== What is being asked ==
What number of lines contain the word "ylabel"? Reply with the number and nothing else.

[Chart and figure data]
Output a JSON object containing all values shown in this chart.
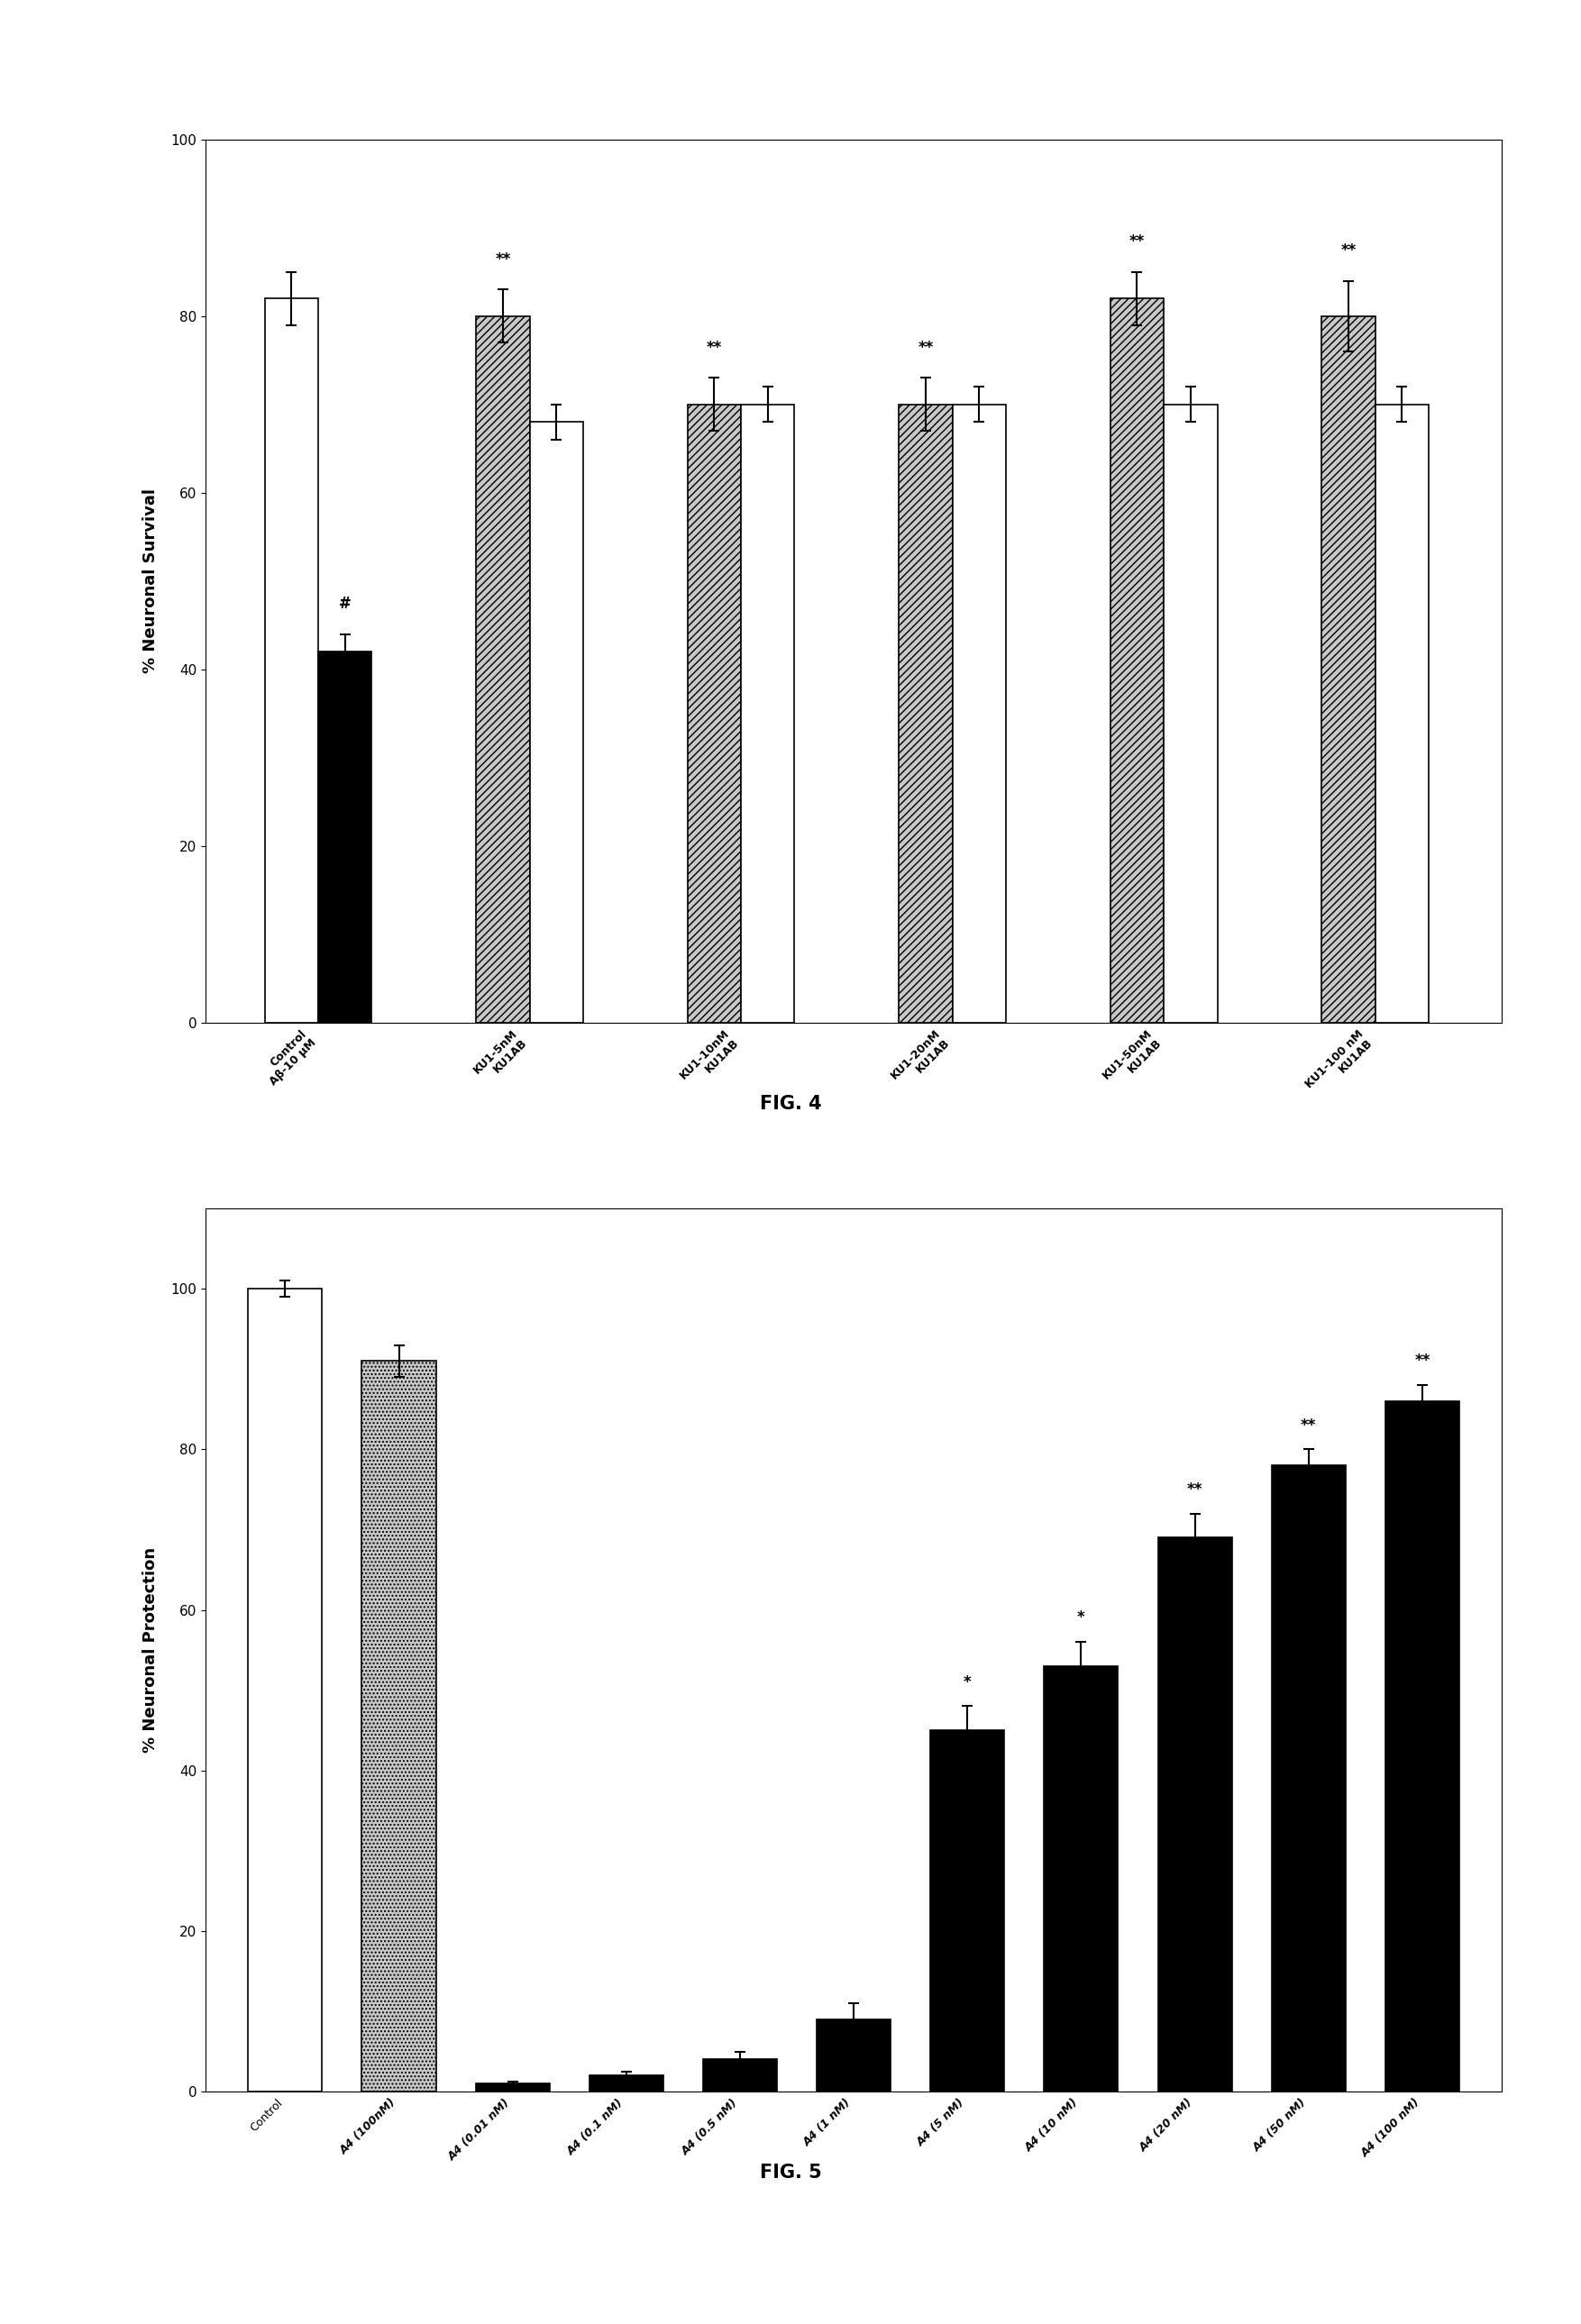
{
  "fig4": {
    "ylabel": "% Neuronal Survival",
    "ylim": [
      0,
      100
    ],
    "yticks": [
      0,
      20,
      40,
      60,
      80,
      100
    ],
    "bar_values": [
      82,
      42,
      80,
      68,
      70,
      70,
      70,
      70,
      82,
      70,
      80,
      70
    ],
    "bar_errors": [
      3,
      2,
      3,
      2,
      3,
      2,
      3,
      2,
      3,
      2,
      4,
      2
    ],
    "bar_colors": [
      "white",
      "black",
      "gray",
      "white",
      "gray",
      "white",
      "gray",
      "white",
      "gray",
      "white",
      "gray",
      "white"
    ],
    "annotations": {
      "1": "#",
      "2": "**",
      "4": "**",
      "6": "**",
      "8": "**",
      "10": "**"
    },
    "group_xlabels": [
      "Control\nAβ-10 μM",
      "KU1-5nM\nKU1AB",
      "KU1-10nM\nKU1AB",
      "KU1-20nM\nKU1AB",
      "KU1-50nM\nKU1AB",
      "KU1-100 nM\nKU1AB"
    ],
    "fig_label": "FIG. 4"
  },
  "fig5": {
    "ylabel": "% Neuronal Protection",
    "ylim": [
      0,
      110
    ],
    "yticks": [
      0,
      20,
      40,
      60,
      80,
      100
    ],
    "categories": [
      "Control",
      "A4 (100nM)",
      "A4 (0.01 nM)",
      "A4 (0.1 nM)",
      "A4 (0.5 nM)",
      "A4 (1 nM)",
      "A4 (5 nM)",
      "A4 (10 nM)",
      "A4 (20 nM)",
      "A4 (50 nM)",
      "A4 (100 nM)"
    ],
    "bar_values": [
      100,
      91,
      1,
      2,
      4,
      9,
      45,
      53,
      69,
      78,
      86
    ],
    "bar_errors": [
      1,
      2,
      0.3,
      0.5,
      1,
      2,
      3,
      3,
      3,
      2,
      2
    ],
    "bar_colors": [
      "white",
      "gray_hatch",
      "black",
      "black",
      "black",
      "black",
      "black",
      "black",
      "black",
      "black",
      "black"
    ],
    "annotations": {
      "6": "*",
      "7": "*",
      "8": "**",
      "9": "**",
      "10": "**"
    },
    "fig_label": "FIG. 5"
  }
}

---

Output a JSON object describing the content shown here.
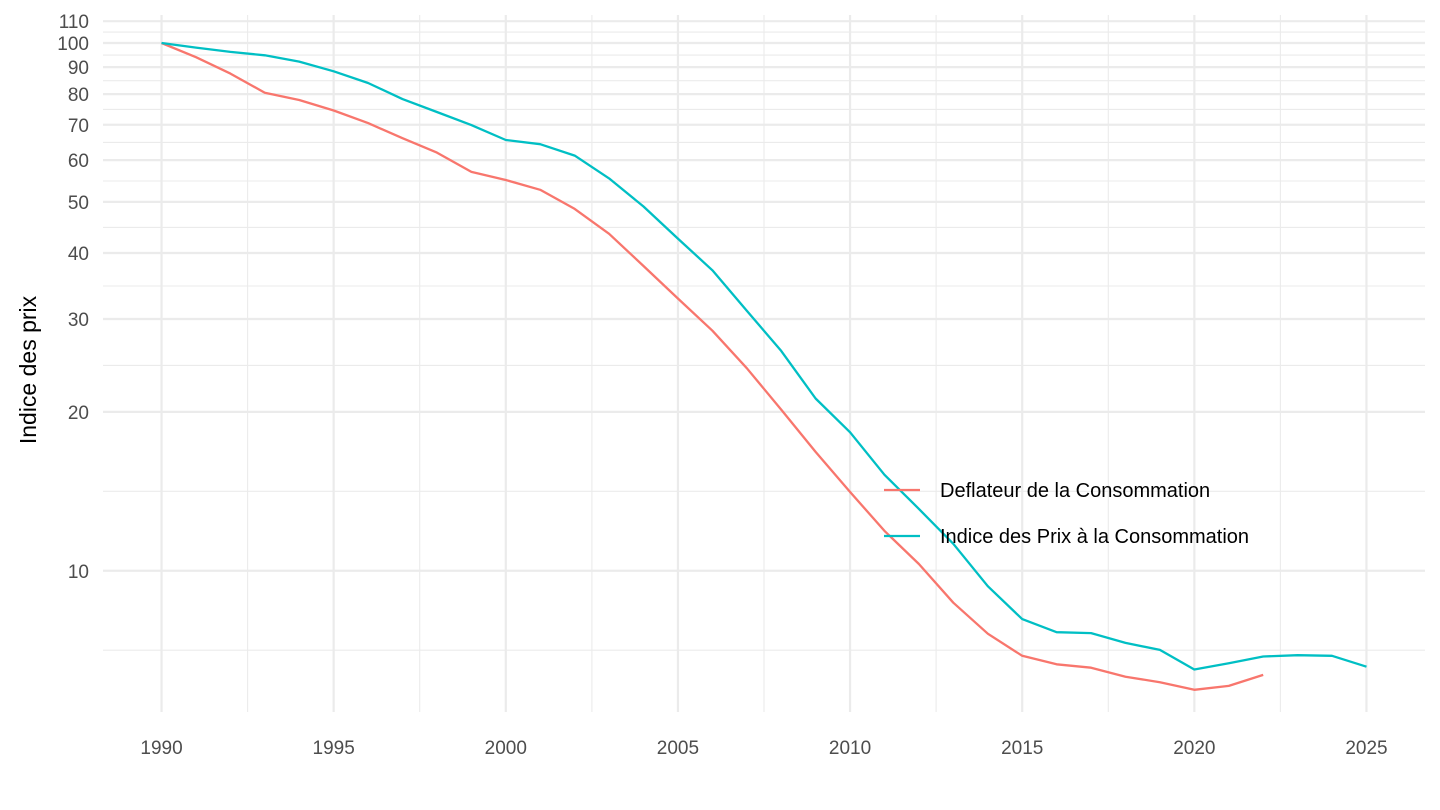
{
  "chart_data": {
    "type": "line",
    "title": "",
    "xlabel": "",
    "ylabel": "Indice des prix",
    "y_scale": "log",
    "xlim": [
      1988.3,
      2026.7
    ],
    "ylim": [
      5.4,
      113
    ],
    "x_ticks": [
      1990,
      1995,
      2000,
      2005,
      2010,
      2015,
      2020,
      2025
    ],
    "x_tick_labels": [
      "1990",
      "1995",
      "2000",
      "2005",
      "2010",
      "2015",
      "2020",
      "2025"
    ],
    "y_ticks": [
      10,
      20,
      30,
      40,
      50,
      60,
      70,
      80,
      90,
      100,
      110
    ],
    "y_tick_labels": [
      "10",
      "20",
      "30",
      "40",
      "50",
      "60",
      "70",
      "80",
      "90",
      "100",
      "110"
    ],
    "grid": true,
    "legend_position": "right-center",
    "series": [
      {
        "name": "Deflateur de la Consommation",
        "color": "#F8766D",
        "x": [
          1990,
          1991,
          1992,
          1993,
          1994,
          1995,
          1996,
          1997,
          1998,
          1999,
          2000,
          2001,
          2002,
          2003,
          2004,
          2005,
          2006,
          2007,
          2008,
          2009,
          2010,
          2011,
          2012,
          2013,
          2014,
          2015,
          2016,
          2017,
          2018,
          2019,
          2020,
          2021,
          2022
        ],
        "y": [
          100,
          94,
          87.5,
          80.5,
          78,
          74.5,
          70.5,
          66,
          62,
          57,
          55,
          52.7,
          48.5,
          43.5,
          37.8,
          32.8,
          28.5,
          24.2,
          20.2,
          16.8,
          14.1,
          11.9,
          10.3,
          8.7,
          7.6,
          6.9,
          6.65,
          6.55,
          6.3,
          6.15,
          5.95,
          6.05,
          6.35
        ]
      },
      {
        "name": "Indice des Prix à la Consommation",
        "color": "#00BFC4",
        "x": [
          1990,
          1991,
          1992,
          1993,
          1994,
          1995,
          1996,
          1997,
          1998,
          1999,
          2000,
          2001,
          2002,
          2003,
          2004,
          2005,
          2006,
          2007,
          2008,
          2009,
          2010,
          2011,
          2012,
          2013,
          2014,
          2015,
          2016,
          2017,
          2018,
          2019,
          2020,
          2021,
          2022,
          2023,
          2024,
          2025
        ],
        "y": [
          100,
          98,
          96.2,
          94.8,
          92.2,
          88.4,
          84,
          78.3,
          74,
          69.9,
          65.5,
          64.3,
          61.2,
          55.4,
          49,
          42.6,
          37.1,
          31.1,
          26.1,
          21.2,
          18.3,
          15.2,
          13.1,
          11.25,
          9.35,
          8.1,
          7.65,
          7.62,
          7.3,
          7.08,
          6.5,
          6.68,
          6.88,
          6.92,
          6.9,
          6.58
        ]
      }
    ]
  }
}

== Final answer ==
3